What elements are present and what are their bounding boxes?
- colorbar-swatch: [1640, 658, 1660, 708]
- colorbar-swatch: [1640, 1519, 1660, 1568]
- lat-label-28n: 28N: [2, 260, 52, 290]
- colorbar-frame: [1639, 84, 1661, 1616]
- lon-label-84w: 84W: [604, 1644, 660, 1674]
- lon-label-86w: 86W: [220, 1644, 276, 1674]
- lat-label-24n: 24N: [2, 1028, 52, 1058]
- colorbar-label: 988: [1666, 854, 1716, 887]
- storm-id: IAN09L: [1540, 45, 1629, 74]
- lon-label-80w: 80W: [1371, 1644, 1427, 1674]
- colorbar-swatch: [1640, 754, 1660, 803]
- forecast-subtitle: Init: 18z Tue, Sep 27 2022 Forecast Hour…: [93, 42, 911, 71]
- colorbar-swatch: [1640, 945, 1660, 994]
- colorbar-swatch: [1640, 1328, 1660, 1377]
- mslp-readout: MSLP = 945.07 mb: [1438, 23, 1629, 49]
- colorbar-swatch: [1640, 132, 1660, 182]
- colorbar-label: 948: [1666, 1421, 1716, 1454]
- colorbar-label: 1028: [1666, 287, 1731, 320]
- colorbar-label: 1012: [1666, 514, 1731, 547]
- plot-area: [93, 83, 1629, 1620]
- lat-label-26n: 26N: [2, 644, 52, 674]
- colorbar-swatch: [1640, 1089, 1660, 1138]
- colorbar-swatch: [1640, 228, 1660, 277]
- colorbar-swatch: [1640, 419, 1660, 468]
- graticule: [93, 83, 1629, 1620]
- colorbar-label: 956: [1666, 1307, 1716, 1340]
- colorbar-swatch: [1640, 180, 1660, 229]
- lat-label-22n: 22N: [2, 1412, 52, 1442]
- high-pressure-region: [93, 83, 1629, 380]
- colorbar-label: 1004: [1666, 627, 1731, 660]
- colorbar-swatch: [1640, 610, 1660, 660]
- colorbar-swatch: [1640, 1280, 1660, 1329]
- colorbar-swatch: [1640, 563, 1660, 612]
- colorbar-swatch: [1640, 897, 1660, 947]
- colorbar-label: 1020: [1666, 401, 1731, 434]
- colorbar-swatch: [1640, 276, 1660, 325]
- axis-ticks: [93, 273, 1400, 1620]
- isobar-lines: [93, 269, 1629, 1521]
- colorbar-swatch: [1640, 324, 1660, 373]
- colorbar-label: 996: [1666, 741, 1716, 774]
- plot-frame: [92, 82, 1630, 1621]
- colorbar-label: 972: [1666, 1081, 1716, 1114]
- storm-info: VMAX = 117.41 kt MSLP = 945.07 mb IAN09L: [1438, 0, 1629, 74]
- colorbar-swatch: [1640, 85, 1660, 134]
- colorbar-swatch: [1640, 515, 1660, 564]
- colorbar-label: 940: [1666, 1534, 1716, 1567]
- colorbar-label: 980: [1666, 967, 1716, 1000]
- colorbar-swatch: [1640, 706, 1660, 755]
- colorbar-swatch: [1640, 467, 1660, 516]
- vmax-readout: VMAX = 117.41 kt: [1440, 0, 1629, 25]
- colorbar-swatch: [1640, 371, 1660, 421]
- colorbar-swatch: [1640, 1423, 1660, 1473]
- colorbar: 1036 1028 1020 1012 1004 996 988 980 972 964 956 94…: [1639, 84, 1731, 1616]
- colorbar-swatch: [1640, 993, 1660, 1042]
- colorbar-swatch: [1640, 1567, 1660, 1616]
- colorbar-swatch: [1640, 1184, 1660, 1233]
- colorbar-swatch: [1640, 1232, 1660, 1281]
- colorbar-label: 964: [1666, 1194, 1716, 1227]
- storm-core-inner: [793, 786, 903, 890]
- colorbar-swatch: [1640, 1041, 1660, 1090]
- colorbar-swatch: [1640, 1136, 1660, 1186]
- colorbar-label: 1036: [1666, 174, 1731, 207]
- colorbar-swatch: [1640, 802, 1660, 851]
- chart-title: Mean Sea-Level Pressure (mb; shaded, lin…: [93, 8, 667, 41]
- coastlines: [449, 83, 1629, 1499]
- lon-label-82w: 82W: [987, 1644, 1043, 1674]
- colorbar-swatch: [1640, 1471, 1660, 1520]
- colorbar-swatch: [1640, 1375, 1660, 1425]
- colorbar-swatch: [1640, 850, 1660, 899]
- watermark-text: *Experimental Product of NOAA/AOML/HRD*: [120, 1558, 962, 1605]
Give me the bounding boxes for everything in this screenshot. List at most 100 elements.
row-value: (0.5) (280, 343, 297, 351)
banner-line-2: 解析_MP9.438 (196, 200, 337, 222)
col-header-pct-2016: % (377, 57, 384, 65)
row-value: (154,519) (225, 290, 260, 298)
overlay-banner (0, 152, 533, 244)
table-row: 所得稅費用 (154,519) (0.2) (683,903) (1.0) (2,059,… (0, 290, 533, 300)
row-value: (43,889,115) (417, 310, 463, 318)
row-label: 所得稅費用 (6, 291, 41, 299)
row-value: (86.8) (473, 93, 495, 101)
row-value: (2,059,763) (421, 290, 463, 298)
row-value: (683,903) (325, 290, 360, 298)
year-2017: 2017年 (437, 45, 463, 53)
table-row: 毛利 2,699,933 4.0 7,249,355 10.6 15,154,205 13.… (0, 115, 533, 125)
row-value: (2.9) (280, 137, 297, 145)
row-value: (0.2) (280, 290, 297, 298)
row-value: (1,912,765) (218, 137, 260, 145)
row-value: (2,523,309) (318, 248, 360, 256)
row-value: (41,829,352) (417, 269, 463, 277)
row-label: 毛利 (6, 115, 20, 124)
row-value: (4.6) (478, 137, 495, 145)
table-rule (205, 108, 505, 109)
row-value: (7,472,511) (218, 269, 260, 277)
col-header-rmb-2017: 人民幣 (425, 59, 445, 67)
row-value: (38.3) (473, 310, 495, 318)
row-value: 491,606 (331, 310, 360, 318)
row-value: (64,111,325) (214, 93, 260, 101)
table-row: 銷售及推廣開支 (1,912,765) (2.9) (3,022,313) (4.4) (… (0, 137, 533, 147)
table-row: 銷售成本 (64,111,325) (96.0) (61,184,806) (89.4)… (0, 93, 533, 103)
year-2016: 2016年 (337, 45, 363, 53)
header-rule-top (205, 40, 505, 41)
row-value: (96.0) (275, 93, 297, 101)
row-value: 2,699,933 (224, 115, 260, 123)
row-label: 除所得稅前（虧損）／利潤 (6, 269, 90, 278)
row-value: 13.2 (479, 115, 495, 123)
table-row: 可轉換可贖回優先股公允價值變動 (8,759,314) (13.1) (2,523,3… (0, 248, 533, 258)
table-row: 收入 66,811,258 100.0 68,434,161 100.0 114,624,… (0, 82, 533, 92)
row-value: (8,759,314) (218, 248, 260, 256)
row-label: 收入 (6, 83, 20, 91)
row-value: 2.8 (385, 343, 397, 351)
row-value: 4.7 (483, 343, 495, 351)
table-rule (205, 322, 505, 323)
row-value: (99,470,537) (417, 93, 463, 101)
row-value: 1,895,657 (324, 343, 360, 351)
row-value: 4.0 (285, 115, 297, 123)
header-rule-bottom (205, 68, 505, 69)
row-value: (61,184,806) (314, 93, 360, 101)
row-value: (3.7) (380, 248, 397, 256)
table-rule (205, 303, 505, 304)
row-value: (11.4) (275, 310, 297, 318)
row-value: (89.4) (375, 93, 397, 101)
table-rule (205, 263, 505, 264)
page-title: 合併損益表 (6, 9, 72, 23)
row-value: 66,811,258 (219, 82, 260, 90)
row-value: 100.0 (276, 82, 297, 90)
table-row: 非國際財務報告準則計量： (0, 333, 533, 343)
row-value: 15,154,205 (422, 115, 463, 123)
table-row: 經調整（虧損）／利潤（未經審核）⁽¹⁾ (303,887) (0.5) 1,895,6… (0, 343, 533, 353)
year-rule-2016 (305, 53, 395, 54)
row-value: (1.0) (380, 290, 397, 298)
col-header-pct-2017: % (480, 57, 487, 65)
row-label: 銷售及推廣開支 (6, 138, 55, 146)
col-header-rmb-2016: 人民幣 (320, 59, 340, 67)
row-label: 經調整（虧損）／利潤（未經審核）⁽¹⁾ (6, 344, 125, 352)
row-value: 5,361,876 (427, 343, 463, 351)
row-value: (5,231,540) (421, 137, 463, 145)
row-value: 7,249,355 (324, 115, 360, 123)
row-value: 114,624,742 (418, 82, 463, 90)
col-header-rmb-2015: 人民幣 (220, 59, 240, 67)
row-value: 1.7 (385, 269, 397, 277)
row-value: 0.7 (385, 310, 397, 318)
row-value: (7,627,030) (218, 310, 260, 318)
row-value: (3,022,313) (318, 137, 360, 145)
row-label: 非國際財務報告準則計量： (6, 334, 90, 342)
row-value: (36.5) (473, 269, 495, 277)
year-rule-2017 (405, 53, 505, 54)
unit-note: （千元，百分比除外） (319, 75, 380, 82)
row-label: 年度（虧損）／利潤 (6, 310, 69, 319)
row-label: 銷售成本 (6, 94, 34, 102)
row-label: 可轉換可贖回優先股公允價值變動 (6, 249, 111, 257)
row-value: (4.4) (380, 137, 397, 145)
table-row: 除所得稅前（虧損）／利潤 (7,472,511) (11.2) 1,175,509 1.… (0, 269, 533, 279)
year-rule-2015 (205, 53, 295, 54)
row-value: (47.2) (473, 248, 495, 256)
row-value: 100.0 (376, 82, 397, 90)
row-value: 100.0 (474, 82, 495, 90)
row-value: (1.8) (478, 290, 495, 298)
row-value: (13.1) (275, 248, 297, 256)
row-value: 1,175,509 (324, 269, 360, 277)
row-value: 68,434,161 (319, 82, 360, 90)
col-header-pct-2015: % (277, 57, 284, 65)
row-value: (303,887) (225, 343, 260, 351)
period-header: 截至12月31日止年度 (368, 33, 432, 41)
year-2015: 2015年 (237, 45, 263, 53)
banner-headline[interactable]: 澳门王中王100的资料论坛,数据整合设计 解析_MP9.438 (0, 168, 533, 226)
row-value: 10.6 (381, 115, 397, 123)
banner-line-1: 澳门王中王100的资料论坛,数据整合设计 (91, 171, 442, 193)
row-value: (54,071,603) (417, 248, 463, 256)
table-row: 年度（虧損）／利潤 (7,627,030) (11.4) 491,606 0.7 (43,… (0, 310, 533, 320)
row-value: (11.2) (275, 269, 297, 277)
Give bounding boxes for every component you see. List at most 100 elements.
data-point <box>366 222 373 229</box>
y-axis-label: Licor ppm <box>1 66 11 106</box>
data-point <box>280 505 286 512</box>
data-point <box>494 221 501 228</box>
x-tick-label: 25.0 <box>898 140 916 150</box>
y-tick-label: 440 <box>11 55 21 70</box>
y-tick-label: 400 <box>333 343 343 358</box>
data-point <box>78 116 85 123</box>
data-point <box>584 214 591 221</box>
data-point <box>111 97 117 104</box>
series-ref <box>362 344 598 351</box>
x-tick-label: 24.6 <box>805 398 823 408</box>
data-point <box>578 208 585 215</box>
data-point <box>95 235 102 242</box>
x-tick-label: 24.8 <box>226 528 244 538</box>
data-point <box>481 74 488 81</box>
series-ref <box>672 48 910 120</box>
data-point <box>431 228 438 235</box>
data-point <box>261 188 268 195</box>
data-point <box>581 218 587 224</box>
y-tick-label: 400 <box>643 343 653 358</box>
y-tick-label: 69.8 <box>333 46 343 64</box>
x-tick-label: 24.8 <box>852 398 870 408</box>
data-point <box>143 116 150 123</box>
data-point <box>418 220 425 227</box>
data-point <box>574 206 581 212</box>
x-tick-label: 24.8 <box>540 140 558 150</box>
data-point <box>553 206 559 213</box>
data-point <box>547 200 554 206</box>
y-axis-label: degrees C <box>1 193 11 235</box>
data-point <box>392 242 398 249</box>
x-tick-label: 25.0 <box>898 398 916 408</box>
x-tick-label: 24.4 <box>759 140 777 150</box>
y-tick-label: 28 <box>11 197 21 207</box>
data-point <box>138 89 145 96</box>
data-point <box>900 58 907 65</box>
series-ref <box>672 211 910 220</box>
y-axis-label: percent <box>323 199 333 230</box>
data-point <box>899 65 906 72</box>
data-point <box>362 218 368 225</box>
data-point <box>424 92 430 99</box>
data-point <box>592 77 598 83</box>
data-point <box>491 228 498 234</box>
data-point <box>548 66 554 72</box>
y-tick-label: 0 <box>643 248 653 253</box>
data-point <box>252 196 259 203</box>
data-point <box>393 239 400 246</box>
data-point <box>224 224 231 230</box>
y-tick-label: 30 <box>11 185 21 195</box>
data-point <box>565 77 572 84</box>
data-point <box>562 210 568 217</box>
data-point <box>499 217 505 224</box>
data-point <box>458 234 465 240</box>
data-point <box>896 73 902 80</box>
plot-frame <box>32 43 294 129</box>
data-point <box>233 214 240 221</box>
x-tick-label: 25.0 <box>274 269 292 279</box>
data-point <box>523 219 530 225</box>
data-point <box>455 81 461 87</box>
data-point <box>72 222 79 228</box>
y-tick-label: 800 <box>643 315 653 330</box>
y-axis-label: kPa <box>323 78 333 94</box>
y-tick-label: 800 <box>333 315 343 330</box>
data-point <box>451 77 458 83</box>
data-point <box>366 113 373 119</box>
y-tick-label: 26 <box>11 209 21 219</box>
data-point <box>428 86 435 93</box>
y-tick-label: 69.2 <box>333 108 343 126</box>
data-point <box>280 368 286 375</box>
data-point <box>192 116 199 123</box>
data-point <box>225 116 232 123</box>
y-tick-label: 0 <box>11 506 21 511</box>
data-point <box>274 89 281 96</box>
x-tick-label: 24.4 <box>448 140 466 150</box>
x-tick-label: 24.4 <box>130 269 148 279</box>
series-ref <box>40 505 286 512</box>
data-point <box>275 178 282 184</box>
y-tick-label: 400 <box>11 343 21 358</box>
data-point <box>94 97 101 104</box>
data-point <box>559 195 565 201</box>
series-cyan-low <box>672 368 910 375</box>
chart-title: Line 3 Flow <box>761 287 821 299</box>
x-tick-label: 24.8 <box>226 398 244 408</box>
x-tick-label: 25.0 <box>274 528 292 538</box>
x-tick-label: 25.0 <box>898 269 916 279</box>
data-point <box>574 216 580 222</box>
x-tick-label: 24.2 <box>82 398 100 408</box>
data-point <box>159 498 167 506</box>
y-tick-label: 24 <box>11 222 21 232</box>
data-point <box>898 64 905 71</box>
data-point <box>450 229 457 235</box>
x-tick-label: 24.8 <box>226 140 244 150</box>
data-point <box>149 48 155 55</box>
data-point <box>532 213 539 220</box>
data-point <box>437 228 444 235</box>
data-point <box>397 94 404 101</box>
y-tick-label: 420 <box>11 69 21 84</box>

** Directions for this task **
Convert the listing above, from its first line through the line containing "- storm-id: IAN09L: [1540, 45, 1629, 74]", inclusive, into a JSON list of strings with one string per line, omitting blank lines.

** Output for this exercise **
[
  "What elements are present and what are their bounding boxes?",
  "- colorbar-swatch: [1640, 658, 1660, 708]",
  "- colorbar-swatch: [1640, 1519, 1660, 1568]",
  "- lat-label-28n: 28N: [2, 260, 52, 290]",
  "- colorbar-frame: [1639, 84, 1661, 1616]",
  "- lon-label-84w: 84W: [604, 1644, 660, 1674]",
  "- lon-label-86w: 86W: [220, 1644, 276, 1674]",
  "- lat-label-24n: 24N: [2, 1028, 52, 1058]",
  "- colorbar-label: 988: [1666, 854, 1716, 887]",
  "- storm-id: IAN09L: [1540, 45, 1629, 74]"
]